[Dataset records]

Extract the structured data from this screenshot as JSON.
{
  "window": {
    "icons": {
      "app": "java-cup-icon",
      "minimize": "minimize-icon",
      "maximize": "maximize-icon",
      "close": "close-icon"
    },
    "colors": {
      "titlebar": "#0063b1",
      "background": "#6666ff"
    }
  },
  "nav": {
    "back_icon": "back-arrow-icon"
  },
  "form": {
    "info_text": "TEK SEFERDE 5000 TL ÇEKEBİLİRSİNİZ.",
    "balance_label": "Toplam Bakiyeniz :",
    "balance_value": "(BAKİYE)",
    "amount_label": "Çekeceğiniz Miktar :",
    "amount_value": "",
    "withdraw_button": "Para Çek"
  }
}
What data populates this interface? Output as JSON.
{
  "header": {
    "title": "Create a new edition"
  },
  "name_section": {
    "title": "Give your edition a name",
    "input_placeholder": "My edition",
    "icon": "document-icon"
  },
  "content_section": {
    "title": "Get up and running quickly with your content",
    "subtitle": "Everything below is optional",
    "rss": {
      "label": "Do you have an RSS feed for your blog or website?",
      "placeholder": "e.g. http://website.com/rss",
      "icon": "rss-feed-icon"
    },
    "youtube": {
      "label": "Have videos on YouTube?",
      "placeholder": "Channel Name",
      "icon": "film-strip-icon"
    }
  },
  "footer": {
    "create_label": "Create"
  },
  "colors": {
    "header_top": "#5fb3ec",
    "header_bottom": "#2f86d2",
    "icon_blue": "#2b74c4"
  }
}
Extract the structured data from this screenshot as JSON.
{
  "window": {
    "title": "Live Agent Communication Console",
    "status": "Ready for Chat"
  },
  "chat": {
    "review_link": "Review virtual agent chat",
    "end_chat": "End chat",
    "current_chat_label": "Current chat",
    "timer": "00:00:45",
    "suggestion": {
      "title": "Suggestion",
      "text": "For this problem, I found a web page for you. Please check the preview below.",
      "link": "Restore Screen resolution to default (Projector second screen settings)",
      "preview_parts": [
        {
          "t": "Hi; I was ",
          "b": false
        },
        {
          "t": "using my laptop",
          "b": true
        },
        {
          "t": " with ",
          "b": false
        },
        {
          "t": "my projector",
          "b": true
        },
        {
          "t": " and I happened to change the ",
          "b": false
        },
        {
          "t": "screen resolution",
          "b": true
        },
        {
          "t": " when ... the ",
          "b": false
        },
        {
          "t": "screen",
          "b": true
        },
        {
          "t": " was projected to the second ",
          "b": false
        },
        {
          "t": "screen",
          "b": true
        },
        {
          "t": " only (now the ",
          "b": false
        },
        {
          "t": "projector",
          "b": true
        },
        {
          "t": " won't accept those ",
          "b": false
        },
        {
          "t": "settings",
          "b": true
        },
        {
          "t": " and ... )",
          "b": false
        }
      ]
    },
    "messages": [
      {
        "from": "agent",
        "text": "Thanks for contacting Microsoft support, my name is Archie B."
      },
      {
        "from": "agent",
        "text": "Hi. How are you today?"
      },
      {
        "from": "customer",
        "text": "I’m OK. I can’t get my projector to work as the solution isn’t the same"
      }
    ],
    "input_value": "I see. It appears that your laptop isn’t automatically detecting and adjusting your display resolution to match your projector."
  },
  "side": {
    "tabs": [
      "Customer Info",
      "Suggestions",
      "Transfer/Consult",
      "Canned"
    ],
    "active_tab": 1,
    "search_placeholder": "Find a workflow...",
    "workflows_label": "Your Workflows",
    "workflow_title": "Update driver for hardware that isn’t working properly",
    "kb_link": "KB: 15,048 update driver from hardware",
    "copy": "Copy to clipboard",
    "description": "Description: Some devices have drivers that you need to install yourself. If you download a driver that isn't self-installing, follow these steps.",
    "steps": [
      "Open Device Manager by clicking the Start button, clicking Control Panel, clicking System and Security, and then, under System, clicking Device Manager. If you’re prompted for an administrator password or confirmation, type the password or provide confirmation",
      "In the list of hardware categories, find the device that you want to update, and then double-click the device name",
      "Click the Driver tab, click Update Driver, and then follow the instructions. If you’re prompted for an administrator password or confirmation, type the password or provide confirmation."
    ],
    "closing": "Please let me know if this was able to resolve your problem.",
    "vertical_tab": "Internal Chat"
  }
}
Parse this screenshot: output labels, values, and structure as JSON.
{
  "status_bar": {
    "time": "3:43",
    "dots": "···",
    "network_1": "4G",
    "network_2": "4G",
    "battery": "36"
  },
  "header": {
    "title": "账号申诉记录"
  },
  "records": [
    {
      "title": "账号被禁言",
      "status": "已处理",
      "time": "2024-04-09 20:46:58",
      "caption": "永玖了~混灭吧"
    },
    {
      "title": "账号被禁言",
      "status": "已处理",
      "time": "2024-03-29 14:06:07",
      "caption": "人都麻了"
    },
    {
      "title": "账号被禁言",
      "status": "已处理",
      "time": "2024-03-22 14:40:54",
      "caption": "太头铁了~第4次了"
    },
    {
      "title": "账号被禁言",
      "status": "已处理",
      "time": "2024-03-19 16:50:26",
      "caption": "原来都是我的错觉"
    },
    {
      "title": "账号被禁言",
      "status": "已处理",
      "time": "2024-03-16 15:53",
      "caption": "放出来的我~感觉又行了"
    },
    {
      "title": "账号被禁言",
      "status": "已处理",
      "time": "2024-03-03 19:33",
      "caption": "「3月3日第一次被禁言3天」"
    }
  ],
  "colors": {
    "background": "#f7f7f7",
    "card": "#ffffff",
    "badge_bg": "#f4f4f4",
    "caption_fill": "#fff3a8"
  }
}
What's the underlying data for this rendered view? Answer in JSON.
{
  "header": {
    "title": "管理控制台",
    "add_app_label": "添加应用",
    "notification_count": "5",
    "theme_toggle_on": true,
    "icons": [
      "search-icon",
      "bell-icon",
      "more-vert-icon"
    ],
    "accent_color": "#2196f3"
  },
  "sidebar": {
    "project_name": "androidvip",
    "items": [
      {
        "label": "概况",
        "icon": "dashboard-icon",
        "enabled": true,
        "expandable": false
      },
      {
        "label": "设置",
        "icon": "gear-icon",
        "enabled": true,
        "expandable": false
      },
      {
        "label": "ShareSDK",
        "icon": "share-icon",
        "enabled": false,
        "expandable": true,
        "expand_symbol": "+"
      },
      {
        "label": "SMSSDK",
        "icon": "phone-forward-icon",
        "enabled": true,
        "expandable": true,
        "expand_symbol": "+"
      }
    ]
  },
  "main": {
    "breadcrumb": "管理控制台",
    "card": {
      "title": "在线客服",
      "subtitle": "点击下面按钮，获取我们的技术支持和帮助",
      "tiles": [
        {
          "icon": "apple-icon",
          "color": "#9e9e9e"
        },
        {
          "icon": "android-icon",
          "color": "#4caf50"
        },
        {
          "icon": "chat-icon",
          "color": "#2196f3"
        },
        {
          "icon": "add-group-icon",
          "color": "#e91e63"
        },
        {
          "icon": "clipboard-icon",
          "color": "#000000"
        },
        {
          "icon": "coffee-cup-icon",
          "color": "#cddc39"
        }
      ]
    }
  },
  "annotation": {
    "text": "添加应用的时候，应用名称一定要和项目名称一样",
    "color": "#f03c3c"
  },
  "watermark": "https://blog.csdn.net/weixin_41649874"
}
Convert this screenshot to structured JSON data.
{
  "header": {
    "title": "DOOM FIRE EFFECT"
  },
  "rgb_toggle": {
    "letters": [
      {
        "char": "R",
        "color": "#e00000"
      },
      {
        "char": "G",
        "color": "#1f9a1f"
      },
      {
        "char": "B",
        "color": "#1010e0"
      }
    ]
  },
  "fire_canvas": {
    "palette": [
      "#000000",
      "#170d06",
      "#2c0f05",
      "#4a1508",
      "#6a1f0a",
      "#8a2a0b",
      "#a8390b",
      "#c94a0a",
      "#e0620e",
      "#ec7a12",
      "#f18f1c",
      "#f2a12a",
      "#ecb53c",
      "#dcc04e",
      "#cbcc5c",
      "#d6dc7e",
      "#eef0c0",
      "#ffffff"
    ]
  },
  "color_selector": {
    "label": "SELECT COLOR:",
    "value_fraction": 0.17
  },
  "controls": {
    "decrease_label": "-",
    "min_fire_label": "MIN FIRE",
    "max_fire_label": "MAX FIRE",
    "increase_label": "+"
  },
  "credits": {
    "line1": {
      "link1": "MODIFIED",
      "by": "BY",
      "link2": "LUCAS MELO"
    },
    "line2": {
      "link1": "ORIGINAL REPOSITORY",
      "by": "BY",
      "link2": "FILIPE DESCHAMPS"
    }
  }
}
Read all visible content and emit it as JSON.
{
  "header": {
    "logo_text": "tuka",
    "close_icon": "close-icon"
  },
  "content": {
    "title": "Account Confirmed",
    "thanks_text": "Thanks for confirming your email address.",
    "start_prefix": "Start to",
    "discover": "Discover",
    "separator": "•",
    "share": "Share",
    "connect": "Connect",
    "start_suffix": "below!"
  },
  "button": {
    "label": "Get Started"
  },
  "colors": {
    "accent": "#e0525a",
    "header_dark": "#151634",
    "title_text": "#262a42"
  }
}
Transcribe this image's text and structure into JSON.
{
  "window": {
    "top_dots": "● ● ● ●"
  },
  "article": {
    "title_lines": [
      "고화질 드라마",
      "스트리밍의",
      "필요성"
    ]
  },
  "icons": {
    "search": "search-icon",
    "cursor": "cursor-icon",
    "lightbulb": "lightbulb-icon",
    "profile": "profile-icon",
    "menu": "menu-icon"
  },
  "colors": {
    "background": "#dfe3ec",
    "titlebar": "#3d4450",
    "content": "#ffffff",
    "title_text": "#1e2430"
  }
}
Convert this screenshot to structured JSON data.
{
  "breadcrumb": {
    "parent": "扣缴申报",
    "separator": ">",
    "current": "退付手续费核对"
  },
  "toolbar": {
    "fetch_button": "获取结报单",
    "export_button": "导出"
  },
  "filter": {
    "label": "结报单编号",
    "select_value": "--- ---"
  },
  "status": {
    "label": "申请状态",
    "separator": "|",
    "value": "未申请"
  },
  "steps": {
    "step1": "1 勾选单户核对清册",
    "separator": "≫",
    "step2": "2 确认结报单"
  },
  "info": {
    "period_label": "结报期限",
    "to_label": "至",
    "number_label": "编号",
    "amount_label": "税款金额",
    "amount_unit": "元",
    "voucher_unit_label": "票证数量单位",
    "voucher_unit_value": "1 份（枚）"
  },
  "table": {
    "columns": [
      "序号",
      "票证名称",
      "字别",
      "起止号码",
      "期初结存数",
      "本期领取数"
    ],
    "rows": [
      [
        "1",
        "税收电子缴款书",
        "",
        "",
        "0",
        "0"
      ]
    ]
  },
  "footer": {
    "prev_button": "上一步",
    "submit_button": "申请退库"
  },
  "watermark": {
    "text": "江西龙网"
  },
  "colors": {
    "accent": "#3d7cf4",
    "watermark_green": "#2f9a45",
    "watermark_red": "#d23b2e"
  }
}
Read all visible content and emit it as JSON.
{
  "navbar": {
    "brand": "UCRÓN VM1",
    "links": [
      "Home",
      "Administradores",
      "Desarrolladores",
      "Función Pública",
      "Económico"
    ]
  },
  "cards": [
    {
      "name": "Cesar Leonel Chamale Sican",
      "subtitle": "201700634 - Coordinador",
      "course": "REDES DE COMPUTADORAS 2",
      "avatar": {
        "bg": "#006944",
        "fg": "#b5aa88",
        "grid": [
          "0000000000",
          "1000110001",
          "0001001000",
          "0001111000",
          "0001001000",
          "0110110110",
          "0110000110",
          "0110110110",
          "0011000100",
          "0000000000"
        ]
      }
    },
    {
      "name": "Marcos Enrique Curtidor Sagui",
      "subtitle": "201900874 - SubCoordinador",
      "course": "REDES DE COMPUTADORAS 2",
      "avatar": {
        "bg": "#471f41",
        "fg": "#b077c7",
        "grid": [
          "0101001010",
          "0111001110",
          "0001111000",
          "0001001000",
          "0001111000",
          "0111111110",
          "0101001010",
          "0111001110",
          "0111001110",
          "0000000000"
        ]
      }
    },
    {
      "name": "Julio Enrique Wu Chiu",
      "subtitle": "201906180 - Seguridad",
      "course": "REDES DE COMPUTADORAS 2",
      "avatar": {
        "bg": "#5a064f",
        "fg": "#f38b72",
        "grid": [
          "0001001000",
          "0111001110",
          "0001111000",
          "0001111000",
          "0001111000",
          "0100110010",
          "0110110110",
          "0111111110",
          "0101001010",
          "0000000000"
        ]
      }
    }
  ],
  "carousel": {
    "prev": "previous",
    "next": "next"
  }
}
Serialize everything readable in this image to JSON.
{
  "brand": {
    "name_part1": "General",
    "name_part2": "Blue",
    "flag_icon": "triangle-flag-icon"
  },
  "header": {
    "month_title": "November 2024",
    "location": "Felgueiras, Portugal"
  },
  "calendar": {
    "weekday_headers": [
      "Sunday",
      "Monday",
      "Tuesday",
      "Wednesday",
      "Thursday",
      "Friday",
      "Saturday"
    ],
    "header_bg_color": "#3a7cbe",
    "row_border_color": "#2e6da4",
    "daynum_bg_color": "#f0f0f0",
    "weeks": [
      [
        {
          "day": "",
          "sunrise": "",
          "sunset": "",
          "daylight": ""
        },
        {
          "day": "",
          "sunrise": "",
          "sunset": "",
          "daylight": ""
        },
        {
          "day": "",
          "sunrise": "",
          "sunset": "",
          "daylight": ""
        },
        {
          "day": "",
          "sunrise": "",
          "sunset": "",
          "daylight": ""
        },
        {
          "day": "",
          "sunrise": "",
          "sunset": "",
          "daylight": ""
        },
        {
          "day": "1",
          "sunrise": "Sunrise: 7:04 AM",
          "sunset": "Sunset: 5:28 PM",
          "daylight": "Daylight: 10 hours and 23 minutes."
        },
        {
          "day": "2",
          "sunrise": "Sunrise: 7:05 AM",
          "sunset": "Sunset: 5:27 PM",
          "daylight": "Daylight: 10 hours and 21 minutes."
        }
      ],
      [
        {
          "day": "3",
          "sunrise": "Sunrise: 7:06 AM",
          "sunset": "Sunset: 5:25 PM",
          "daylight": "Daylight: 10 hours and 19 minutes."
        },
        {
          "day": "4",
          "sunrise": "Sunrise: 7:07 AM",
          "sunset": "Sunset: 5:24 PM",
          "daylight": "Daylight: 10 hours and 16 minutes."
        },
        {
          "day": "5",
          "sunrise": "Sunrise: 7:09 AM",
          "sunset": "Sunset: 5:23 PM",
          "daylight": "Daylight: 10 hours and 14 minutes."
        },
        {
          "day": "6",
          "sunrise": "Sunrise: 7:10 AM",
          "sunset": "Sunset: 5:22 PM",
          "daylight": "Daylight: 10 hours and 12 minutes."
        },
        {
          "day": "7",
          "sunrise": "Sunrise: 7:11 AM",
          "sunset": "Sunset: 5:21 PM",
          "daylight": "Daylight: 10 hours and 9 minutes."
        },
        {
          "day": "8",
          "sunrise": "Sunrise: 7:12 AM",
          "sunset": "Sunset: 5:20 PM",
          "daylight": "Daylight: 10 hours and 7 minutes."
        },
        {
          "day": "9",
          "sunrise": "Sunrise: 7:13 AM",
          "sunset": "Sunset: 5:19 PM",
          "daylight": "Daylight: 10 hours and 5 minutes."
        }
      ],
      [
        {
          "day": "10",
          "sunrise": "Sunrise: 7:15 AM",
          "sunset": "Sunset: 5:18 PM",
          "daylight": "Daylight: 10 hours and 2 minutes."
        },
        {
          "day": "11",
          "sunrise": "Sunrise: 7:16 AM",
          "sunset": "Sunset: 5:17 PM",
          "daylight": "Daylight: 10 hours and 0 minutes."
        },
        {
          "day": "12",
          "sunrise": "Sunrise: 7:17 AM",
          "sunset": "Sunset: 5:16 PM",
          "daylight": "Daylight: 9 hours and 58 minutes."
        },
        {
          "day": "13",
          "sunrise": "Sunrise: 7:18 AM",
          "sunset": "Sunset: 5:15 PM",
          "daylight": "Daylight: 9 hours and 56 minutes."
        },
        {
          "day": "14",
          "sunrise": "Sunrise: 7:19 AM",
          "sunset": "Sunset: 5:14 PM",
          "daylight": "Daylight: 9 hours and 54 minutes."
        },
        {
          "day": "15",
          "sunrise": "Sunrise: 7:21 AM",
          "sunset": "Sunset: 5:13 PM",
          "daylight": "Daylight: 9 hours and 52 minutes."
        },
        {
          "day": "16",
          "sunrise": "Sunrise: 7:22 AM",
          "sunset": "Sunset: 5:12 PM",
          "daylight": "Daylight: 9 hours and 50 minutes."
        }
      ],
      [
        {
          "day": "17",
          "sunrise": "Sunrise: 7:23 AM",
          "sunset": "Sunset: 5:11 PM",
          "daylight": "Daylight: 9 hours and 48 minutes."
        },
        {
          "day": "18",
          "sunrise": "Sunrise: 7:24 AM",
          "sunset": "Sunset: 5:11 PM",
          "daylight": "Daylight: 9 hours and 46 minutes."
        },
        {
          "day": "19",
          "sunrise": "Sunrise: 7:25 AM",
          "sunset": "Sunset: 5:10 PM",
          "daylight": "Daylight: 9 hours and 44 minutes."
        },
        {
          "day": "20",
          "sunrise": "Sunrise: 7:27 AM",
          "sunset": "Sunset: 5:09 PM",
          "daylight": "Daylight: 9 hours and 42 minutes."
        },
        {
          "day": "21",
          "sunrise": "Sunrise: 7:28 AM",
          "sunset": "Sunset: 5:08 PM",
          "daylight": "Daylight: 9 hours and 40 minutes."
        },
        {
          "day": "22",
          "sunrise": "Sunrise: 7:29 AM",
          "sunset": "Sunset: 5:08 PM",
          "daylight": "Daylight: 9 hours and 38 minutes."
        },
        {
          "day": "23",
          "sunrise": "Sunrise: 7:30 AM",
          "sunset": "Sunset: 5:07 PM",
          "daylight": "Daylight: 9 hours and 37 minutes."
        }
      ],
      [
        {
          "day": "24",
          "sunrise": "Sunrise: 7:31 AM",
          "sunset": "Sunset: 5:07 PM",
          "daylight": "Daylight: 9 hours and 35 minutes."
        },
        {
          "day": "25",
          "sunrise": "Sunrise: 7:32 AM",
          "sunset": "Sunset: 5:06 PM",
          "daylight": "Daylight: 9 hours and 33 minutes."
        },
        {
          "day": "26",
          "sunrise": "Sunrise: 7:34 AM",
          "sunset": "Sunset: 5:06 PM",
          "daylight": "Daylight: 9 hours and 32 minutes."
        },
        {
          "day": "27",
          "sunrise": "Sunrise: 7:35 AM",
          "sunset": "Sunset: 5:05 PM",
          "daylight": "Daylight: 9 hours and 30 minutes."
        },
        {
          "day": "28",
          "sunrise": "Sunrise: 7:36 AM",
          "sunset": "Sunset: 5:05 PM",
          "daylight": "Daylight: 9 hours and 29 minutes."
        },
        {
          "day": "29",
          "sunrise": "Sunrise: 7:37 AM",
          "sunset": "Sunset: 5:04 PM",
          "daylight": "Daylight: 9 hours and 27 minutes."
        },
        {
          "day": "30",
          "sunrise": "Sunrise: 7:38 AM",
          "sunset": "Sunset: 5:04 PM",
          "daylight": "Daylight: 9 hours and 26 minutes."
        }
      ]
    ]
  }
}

Your goal: Pull every line holding "settings" out of the records.

Exercise answer:
      "link": "Restore Screen resolution to default (Projector second screen settings)",
          "t": "settings",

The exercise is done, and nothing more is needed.